## REQUIREMENTS
Count every line that has the word "Gelieferte" in it; give no more than the number.

## RECORDS TO PROCESS
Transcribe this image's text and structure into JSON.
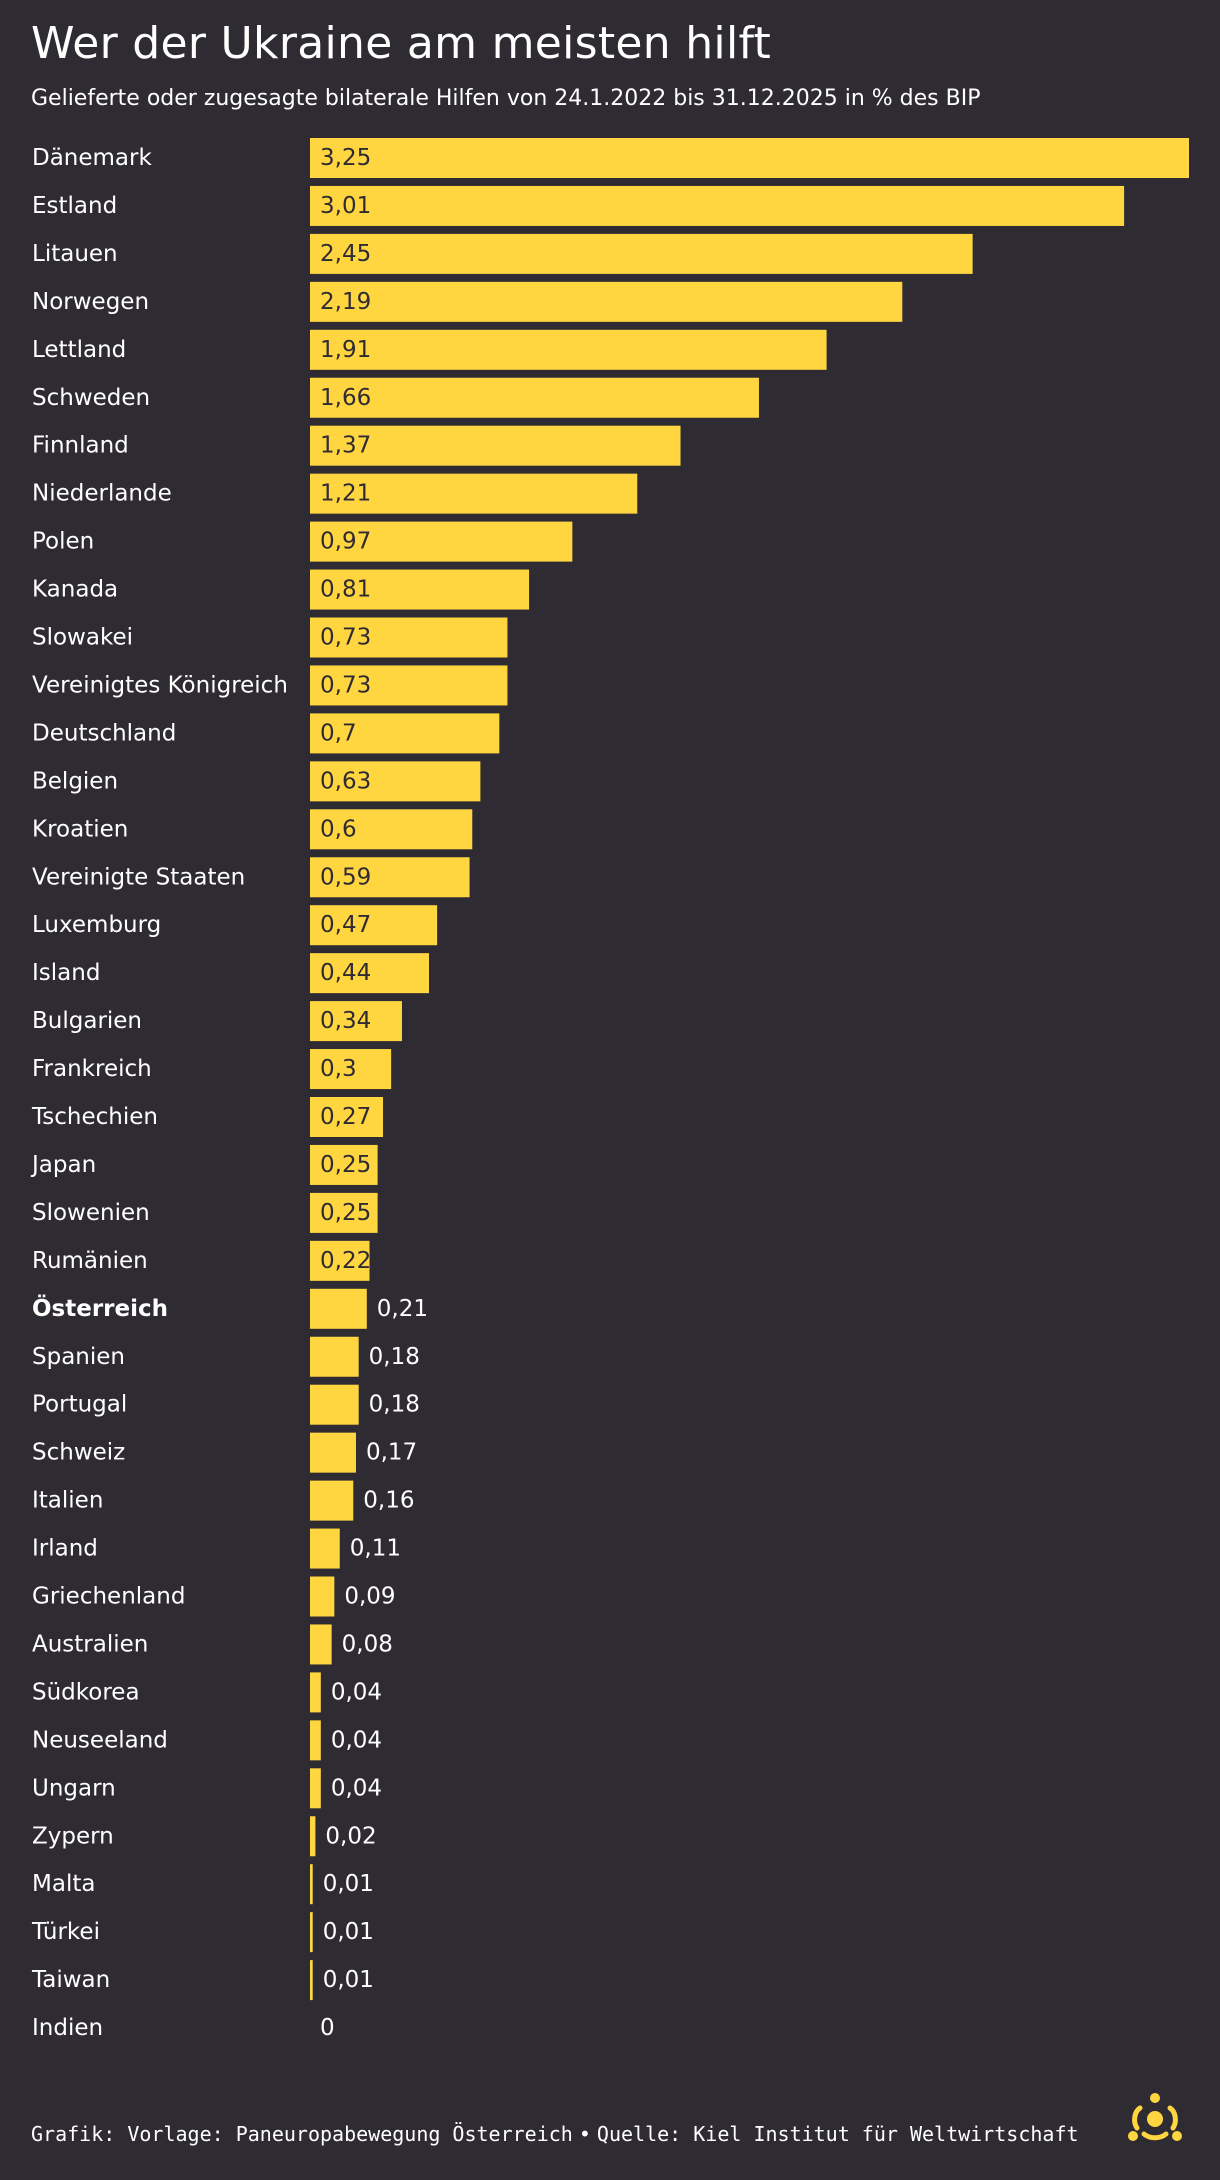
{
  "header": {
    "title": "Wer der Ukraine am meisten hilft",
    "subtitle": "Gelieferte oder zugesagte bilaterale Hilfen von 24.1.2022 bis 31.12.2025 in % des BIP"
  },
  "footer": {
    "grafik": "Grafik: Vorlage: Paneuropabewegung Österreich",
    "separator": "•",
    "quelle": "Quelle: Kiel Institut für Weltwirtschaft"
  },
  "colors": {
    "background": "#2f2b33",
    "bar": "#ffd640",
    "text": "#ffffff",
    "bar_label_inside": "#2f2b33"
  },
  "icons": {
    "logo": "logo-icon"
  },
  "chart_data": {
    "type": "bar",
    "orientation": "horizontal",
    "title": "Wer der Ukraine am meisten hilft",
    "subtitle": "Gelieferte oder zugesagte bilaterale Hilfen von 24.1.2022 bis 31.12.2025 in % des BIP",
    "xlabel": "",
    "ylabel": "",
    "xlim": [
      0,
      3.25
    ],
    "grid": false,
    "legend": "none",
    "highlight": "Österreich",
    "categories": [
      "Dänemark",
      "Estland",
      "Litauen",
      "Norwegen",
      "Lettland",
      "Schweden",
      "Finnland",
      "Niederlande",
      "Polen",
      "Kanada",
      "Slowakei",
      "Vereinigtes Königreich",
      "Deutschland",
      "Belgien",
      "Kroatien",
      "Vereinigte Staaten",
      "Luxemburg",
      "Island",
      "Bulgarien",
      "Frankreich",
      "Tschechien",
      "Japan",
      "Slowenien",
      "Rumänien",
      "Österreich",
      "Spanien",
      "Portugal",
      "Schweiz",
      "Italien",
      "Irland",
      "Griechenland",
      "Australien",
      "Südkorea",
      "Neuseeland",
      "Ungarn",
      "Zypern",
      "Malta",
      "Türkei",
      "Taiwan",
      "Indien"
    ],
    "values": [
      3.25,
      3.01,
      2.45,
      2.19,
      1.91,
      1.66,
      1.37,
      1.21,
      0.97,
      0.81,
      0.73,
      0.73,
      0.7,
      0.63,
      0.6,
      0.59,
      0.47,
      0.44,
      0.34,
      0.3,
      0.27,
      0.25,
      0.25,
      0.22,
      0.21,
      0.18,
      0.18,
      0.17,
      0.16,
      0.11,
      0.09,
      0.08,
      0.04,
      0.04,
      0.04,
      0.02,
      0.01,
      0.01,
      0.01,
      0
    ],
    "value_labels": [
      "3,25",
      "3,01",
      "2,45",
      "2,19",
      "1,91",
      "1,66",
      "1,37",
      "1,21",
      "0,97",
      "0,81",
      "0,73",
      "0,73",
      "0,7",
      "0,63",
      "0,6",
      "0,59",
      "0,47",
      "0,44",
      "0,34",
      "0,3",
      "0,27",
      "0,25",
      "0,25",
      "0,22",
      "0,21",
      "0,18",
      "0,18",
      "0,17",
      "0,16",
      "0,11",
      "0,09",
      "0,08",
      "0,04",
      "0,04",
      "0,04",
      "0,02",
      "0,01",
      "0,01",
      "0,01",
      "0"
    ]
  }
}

...

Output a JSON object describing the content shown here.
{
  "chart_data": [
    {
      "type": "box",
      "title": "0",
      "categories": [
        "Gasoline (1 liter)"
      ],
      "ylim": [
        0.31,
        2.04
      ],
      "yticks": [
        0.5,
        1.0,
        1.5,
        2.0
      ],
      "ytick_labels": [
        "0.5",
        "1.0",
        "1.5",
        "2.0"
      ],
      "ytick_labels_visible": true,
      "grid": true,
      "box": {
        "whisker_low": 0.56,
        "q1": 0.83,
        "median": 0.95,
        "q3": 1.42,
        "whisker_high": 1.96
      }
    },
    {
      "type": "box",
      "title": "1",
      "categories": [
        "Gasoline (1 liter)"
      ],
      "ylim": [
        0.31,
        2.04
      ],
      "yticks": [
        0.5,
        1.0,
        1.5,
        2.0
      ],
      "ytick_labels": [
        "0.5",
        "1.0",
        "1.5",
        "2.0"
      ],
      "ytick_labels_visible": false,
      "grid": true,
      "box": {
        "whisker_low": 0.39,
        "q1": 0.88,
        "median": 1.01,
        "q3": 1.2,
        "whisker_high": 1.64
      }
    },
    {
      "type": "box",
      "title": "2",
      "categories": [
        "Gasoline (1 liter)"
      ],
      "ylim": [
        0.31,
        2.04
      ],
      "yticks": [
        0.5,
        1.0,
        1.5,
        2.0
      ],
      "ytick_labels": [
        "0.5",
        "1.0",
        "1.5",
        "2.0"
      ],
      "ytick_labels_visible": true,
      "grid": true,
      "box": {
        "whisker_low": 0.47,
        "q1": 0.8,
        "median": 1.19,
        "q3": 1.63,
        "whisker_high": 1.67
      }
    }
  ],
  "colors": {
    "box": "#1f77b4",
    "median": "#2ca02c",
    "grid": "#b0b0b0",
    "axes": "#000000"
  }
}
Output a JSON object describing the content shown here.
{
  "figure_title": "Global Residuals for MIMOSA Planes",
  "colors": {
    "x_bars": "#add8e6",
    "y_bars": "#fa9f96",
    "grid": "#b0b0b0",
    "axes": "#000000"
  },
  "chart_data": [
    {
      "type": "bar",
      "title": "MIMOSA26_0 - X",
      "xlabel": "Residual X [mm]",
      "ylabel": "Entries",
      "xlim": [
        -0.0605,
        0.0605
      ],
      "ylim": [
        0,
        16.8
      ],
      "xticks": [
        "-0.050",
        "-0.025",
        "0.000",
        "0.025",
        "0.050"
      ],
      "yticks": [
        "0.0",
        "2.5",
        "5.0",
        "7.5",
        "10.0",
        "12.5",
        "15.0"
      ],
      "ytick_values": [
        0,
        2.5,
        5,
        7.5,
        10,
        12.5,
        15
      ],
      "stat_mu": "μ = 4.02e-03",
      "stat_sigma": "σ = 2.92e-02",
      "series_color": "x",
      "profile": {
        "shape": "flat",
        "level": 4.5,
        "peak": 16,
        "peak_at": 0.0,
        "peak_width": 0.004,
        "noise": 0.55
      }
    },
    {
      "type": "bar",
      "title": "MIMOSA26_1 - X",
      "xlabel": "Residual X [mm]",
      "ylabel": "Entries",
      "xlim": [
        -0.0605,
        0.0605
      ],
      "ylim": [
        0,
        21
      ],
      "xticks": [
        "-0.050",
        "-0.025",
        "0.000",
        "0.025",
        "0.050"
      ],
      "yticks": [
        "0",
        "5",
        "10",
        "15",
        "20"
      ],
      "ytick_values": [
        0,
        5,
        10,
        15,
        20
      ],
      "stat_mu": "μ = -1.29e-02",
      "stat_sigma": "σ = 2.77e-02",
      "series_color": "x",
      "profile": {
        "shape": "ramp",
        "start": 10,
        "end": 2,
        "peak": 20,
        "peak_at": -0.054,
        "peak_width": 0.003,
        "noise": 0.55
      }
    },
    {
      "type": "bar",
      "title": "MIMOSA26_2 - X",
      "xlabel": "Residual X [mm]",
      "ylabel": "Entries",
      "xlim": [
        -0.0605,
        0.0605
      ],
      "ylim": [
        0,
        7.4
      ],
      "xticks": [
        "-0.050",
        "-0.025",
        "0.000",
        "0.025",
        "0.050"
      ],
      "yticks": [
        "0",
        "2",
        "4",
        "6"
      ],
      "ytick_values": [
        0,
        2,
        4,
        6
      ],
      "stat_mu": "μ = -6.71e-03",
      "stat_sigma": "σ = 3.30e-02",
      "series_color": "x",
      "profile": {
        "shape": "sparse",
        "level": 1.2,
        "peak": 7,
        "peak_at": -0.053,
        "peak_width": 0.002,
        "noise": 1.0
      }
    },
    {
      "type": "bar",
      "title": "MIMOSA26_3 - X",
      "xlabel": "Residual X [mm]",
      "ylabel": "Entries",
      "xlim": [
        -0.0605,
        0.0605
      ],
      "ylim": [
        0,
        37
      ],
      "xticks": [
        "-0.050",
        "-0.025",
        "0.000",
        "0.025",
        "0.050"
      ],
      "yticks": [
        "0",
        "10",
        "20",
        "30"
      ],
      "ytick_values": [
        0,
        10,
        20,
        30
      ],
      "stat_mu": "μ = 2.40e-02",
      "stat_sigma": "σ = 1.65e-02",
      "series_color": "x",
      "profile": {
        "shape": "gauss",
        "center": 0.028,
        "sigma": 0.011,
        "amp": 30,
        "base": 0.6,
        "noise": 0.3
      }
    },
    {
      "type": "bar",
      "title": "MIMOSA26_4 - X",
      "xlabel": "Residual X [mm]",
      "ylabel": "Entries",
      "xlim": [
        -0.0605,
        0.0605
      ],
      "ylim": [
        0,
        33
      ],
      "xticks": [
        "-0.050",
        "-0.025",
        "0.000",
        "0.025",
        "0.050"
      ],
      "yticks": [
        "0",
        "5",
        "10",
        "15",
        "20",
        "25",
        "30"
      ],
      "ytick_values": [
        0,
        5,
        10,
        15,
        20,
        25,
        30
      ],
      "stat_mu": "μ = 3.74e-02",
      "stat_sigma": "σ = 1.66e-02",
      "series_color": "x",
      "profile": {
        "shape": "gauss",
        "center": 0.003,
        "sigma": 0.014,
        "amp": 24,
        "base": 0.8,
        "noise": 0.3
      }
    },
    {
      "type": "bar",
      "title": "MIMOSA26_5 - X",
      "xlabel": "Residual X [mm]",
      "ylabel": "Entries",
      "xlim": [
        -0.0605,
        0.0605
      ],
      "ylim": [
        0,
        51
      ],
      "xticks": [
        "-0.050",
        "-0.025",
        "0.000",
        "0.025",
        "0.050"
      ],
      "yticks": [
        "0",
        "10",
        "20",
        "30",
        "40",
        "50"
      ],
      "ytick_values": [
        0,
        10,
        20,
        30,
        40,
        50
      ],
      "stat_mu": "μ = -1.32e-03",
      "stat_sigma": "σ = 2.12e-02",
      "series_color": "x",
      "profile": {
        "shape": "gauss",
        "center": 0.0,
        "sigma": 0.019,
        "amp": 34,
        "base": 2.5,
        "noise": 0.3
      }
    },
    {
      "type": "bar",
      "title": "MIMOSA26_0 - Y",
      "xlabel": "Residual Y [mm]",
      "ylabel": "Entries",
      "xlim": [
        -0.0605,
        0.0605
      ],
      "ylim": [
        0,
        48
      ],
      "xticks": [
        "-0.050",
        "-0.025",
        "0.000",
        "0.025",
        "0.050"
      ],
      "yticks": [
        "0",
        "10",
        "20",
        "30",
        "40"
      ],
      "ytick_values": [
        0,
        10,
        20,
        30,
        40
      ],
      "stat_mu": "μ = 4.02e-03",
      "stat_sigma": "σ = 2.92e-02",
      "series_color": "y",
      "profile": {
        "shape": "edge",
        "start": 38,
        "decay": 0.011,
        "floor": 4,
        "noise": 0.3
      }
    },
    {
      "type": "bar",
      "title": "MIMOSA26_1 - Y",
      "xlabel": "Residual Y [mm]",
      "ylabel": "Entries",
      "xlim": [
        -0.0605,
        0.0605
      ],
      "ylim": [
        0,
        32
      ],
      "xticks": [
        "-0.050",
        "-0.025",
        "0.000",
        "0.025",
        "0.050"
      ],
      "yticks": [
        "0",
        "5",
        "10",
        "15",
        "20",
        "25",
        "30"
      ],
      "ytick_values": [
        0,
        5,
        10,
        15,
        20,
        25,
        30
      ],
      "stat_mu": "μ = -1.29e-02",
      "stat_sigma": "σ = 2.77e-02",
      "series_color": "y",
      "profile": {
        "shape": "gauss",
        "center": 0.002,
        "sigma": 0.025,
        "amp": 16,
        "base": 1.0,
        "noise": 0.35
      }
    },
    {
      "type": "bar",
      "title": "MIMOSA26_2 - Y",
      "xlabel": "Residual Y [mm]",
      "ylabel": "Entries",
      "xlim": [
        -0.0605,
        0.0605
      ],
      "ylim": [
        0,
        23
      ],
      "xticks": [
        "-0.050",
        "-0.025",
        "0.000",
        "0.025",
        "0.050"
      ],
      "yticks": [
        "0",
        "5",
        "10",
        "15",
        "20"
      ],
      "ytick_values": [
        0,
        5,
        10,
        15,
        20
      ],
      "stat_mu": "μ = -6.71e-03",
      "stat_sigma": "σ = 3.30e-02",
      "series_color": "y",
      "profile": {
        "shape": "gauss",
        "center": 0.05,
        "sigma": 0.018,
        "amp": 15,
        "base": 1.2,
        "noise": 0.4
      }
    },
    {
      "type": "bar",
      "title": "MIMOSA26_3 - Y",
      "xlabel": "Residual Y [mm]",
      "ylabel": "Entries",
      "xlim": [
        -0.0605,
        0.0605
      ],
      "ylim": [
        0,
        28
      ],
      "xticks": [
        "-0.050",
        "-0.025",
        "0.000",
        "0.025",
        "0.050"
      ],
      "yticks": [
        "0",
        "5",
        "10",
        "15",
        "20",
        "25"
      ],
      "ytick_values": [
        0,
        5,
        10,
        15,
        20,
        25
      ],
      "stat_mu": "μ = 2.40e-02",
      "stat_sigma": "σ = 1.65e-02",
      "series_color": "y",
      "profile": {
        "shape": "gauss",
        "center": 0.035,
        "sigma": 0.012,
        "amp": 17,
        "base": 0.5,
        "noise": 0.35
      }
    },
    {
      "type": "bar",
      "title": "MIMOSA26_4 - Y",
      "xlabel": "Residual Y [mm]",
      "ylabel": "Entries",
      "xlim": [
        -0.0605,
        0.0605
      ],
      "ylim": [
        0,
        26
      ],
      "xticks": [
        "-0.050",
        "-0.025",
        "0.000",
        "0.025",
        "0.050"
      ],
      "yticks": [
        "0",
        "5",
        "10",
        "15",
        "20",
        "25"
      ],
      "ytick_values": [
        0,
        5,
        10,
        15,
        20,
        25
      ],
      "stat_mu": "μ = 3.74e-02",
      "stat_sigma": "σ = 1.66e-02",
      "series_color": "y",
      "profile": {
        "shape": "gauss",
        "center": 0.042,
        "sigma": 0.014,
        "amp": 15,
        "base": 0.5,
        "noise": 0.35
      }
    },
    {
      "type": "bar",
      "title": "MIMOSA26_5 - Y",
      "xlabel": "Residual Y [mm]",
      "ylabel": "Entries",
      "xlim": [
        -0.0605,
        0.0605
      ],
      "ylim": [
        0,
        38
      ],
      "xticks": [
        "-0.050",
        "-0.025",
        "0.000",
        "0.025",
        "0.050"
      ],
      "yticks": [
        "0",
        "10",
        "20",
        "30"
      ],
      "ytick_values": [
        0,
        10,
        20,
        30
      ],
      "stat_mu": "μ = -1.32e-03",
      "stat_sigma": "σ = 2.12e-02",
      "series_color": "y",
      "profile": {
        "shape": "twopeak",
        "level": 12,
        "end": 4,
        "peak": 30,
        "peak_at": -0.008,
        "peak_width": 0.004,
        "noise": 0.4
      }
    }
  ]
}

## THE SOLUTION
2